§ Source text:
-=-=-
To the best of our knowledge, this is the first study to investigate the correlation between MBOOI and efficacy of TURP, and the results confirmed that MBOOI may be a potential candidate that can be used to predict surgical outcomes. The pathophysiology of male LUTS/BPH is highly complex and multifactorial, and the disease and efficacy are unlikely to be determined by a single factor [30]. For more optimal diagnosis and treatment of BPH, our task is to continuously explore the pathophysiological mechanism and determine more valuable indicators. This study provides new directions and ideas for this purpose.

There are several limitations to this study. First of all, one limitation of our implementation is that this is a retrospective study, and compared with non-invasive examination such as ultrasound, PFS as invasive examination may bring the risk of trauma to the patient. However, as the gold standard for diagnosing BOO, its status in urology is irreplaceable. We routinely completed this examination before TURP surgery, and the surgical efficacy was confirmed by reexamination 3 months after surgery. This study was retrospective and did not cause additional trauma to patients. In addition, some parameters that may influence the surgical outcome reported in the previous studies were not evaluated, such as intravesical prostatic protrusion, prostatic urethral angulation and ultrasonic estimation of bladder weight, detrusor wall thickness, and resistive index, et al. [31,32,33,34]. Further studies should carry out to compare the value of those parameters and MBOOI in predicting surgical efficacy. Thirdly, although Park et al. did not find a correlation between the resected prostate tissue ratio and surgical efficacy, there was no insufficient evidence to support this [35]. For example, Milonas et al. found that the volume of resected tissue was an important factor influencing the degree of symptom improvement [36]. Although the relationship between resected prostate tissue weight and surgical efficacy was not considered in our study, we tried to achieve completeness of resection intraoperatively. Additionally, resected prostate tissue weight is closely related to TZV, and our study shows that TZV has little effect in predicting surgical efficacy. Therefore, it is unlikely to radically change our study results. Finally, additional studies with larger samples are needed to further elucidate the relationship and mechanism between MBOOI and abdominal pressure with BPH and the surgical effect.

Conclusions

Although both MBOOI and BOOI can predict the urinary symptoms in men with LUTS/BPH to a certain extent, however, there was a stronger correlation between MBOOI and LUTS. In addition, both AUC of MBOOI and BOOI for surgical efficacy was between 0.70 and 0.8, but MBOOI was slightly higher than that of BOOI. Meanwhile, our study indicates that MBOOI is significantly associated with improvements in IPSS, QoL, and Qmax after TURP. In general, these findings suggest that MBOOI may have greater potential than BOOI for evaluating disease and predicting surgical efficacy in patients with LUTS/BPH. Further research could quite beneficial to explain the role of MBOOI in the progression of disease and surgical prognosis in men with LUTS/BPH.
-=-=-
§ Complete the following:
1. In the passage on MBOOI and TURP, which measures does the study find MBOOI significantly associated with improvements in after TURP?
2. According to the passage on MBOOI and TURP, when was surgical efficacy confirmed?
The items that follow the passage on MBOOI and TURP are separate material.
-=-=-
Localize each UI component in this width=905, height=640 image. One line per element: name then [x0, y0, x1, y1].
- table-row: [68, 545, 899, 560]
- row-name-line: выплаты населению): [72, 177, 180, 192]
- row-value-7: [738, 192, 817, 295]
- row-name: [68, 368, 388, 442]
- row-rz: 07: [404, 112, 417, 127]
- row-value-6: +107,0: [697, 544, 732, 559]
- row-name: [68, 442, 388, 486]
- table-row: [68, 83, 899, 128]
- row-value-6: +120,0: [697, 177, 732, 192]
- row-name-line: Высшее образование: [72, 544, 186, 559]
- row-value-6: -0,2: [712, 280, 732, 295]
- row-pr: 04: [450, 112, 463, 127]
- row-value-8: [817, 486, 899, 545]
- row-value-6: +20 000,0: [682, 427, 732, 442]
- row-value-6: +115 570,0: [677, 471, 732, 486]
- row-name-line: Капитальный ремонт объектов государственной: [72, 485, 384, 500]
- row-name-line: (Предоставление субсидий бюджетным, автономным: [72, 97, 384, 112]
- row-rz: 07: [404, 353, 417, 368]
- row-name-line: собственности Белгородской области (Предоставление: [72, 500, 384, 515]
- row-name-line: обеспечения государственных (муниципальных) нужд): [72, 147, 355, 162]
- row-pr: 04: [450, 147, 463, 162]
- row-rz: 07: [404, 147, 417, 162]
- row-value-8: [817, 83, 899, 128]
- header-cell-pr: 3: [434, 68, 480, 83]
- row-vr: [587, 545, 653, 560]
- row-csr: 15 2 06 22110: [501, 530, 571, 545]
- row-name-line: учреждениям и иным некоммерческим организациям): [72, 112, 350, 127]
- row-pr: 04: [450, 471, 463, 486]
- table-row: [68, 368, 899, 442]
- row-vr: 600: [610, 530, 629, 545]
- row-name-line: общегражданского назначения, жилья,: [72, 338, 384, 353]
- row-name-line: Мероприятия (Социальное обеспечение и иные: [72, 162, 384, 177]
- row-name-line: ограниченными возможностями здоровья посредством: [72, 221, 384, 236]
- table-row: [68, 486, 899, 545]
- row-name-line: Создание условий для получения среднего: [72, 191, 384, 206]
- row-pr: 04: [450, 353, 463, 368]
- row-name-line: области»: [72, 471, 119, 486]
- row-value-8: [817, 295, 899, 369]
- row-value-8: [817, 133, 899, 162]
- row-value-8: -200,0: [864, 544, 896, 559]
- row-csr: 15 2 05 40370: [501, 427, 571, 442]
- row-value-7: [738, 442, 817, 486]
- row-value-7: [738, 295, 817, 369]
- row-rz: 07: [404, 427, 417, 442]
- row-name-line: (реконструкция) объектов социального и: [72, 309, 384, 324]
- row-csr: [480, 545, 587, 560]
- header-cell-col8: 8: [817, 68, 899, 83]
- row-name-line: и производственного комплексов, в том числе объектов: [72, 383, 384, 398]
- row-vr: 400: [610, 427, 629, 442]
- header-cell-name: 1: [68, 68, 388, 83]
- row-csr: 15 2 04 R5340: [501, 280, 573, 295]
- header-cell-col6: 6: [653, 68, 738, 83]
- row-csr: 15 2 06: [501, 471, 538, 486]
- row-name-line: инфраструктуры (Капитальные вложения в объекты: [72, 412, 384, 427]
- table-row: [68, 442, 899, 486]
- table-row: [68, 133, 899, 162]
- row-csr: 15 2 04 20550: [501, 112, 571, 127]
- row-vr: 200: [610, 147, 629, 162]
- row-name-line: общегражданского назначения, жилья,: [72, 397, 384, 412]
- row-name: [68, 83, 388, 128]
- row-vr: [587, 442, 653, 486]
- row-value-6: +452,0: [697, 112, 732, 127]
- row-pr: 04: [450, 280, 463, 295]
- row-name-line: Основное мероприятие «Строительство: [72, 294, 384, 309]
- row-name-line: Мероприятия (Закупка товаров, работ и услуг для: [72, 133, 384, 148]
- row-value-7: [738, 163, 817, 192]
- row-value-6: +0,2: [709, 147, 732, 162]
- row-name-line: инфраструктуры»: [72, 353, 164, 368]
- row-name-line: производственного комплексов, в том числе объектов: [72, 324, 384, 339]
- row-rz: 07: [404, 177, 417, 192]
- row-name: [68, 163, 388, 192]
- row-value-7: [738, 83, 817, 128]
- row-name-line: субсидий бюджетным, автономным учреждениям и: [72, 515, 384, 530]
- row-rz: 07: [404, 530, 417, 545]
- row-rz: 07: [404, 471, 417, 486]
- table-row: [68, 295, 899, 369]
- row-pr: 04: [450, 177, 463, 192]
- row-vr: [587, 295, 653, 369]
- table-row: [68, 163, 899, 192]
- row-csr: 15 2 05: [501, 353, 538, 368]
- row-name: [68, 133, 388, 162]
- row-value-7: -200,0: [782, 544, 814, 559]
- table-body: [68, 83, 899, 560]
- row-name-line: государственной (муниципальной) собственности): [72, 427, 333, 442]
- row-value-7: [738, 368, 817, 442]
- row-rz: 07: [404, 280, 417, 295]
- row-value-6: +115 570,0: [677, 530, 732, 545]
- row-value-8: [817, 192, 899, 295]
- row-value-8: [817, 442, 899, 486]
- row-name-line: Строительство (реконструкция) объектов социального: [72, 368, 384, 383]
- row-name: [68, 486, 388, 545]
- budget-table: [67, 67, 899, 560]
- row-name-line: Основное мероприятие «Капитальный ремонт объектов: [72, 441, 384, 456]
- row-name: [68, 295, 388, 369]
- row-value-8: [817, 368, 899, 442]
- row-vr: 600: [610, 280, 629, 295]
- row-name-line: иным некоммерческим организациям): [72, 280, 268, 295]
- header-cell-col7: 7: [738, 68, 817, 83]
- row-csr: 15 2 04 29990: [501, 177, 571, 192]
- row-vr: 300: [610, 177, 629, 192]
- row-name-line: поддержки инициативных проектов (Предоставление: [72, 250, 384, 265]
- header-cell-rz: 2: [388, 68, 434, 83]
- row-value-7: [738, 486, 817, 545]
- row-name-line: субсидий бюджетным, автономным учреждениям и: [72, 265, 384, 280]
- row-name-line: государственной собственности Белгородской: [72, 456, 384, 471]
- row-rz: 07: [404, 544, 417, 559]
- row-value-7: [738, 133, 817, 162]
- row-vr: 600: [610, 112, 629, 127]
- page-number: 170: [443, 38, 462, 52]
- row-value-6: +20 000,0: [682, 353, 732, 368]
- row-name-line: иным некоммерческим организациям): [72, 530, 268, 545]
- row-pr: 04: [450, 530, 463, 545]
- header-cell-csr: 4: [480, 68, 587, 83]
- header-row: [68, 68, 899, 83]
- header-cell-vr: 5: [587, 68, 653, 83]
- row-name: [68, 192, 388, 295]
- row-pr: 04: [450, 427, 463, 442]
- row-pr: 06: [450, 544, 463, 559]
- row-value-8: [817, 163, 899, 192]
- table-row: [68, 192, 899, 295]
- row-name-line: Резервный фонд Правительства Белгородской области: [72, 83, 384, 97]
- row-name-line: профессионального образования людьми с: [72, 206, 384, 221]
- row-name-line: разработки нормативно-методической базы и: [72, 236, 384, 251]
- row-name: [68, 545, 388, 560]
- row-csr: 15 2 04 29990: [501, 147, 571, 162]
-=-=-
§ Solutions to the problems:
1. IPSS, QoL, and Qmax.

2. By reexamination 3 months after surgery.